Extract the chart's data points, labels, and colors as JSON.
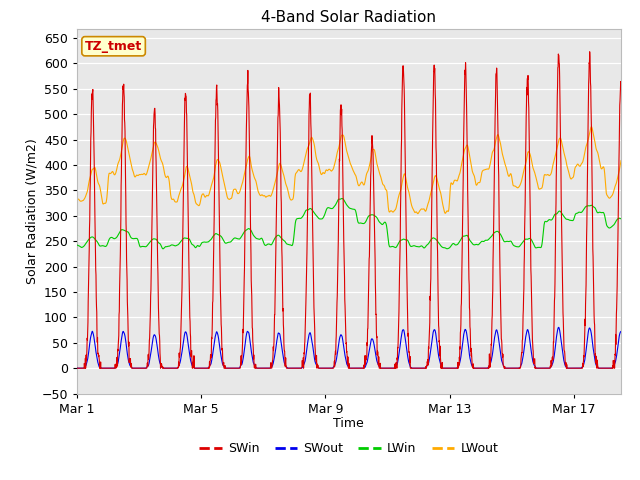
{
  "title": "4-Band Solar Radiation",
  "xlabel": "Time",
  "ylabel": "Solar Radiation (W/m2)",
  "annotation": "TZ_tmet",
  "ylim": [
    -50,
    668
  ],
  "yticks": [
    -50,
    0,
    50,
    100,
    150,
    200,
    250,
    300,
    350,
    400,
    450,
    500,
    550,
    600,
    650
  ],
  "x_ticks_labels": [
    "Mar 1",
    "Mar 5",
    "Mar 9",
    "Mar 13",
    "Mar 17"
  ],
  "x_ticks_pos": [
    0,
    4,
    8,
    12,
    16
  ],
  "xlim": [
    0,
    17.5
  ],
  "line_colors": {
    "SWin": "#dd0000",
    "SWout": "#0000ee",
    "LWin": "#00cc00",
    "LWout": "#ffaa00"
  },
  "plot_bg_color": "#e8e8e8",
  "fig_bg_color": "#ffffff",
  "grid_color": "#ffffff",
  "annotation_bg": "#ffffcc",
  "annotation_border": "#cc8800",
  "annotation_text_color": "#cc0000",
  "title_fontsize": 11,
  "axis_label_fontsize": 9,
  "tick_fontsize": 9,
  "legend_fontsize": 9,
  "n_points": 2160,
  "days": 18,
  "hours_per_day": 24
}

+---+

§ Problem statement
The answer is the number of lines in the preceding material that hold "ffffff"; write that number and nothing else.

§ Reply to the exercise
2